▶ [What the task asks] Find each line with "placeholder" and copy it.

▶ [Data extract]

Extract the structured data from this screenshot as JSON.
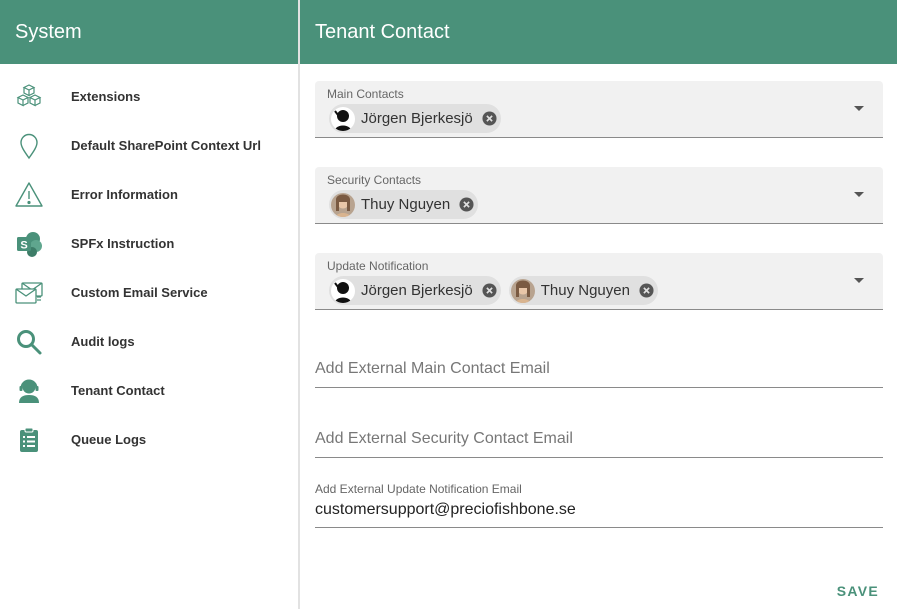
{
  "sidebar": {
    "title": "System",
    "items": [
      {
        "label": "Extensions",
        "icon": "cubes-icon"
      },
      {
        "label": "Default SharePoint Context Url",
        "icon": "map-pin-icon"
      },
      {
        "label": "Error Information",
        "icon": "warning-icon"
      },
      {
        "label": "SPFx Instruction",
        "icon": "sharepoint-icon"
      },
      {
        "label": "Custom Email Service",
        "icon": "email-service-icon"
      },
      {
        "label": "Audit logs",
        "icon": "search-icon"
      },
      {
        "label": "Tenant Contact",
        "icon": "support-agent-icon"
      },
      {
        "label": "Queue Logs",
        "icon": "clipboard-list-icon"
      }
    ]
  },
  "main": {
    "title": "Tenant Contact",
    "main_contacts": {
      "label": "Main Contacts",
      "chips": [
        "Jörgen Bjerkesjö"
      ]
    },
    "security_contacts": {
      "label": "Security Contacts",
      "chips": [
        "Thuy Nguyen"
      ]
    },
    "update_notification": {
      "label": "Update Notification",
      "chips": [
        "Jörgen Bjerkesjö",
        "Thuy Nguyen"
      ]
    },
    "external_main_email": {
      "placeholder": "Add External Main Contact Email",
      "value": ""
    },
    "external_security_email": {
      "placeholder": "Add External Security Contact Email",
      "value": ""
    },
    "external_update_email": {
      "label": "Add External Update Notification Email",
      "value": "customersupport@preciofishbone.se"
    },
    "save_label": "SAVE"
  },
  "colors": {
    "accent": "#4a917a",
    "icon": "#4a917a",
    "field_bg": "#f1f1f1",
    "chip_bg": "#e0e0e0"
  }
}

▶ [Exercise output]
      "placeholder": "Add External Main Contact Email",
      "placeholder": "Add External Security Contact Email",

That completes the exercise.